» TASK
An exact copy of every record is needed.

[Extracted data entries]
=======

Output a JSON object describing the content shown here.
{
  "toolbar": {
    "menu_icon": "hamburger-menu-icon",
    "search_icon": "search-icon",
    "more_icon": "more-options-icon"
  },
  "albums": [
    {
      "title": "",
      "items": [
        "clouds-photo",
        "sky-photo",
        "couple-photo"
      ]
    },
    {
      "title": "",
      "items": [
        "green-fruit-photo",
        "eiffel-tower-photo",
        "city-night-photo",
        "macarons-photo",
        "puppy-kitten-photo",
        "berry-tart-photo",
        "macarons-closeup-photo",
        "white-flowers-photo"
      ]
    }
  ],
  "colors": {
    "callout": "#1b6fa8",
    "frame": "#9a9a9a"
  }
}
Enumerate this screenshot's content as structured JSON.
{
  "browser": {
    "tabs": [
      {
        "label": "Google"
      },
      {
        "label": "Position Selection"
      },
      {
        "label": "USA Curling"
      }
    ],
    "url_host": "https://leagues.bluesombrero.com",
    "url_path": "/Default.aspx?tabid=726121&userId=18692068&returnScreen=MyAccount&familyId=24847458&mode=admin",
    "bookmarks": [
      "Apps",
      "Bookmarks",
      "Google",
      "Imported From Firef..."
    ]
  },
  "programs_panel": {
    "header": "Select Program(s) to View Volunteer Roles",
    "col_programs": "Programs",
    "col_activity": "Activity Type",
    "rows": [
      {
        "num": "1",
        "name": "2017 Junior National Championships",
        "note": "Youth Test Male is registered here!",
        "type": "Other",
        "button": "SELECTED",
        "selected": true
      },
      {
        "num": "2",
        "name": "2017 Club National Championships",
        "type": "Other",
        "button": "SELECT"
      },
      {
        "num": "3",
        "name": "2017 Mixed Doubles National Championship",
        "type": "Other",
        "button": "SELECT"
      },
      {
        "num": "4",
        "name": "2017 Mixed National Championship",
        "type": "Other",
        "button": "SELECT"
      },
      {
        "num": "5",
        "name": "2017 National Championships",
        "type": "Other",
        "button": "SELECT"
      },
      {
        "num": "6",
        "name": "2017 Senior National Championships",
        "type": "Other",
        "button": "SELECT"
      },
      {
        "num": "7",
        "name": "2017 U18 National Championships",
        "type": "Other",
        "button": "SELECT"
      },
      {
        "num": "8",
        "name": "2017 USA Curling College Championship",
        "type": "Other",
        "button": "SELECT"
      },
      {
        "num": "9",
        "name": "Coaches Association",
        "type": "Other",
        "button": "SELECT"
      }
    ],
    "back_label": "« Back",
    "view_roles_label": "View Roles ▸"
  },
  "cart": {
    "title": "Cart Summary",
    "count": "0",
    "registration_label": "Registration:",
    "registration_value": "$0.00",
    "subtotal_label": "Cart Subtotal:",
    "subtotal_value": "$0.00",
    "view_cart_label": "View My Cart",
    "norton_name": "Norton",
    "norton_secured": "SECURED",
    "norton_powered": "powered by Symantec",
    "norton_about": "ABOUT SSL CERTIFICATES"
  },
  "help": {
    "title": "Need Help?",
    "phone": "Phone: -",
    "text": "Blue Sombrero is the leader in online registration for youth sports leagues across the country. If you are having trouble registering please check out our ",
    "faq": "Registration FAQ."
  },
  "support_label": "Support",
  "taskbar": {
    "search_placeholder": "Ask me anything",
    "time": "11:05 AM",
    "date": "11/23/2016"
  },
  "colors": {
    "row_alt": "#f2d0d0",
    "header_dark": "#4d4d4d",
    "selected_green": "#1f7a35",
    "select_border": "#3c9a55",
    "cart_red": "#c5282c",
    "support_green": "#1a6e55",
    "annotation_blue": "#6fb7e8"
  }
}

=======

» ANSWER TO THE TASK
Output a JSON object describing the content shown here.
{
  "toolbar": {
    "menu_icon": "hamburger-menu-icon",
    "search_icon": "search-icon",
    "more_icon": "more-options-icon"
  },
  "albums": [
    {
      "title": "",
      "items": [
        "clouds-photo",
        "sky-photo",
        "couple-photo"
      ]
    },
    {
      "title": "",
      "items": [
        "green-fruit-photo",
        "eiffel-tower-photo",
        "city-night-photo",
        "macarons-photo",
        "puppy-kitten-photo",
        "berry-tart-photo",
        "macarons-closeup-photo",
        "white-flowers-photo"
      ]
    }
  ],
  "colors": {
    "callout": "#1b6fa8",
    "frame": "#9a9a9a"
  }
}
Enumerate this screenshot's content as structured JSON.
{
  "browser": {
    "tabs": [
      {
        "label": "Google"
      },
      {
        "label": "Position Selection"
      },
      {
        "label": "USA Curling"
      }
    ],
    "url_host": "https://leagues.bluesombrero.com",
    "url_path": "/Default.aspx?tabid=726121&userId=18692068&returnScreen=MyAccount&familyId=24847458&mode=admin",
    "bookmarks": [
      "Apps",
      "Bookmarks",
      "Google",
      "Imported From Firef..."
    ]
  },
  "programs_panel": {
    "header": "Select Program(s) to View Volunteer Roles",
    "col_programs": "Programs",
    "col_activity": "Activity Type",
    "rows": [
      {
        "num": "1",
        "name": "2017 Junior National Championships",
        "note": "Youth Test Male is registered here!",
        "type": "Other",
        "button": "SELECTED",
        "selected": true
      },
      {
        "num": "2",
        "name": "2017 Club National Championships",
        "type": "Other",
        "button": "SELECT"
      },
      {
        "num": "3",
        "name": "2017 Mixed Doubles National Championship",
        "type": "Other",
        "button": "SELECT"
      },
      {
        "num": "4",
        "name": "2017 Mixed National Championship",
        "type": "Other",
        "button": "SELECT"
      },
      {
        "num": "5",
        "name": "2017 National Championships",
        "type": "Other",
        "button": "SELECT"
      },
      {
        "num": "6",
        "name": "2017 Senior National Championships",
        "type": "Other",
        "button": "SELECT"
      },
      {
        "num": "7",
        "name": "2017 U18 National Championships",
        "type": "Other",
        "button": "SELECT"
      },
      {
        "num": "8",
        "name": "2017 USA Curling College Championship",
        "type": "Other",
        "button": "SELECT"
      },
      {
        "num": "9",
        "name": "Coaches Association",
        "type": "Other",
        "button": "SELECT"
      }
    ],
    "back_label": "« Back",
    "view_roles_label": "View Roles ▸"
  },
  "cart": {
    "title": "Cart Summary",
    "count": "0",
    "registration_label": "Registration:",
    "registration_value": "$0.00",
    "subtotal_label": "Cart Subtotal:",
    "subtotal_value": "$0.00",
    "view_cart_label": "View My Cart",
    "norton_name": "Norton",
    "norton_secured": "SECURED",
    "norton_powered": "powered by Symantec",
    "norton_about": "ABOUT SSL CERTIFICATES"
  },
  "help": {
    "title": "Need Help?",
    "phone": "Phone: -",
    "text": "Blue Sombrero is the leader in online registration for youth sports leagues across the country. If you are having trouble registering please check out our ",
    "faq": "Registration FAQ."
  },
  "support_label": "Support",
  "taskbar": {
    "search_placeholder": "Ask me anything",
    "time": "11:05 AM",
    "date": "11/23/2016"
  },
  "colors": {
    "row_alt": "#f2d0d0",
    "header_dark": "#4d4d4d",
    "selected_green": "#1f7a35",
    "select_border": "#3c9a55",
    "cart_red": "#c5282c",
    "support_green": "#1a6e55",
    "annotation_blue": "#6fb7e8"
  }
}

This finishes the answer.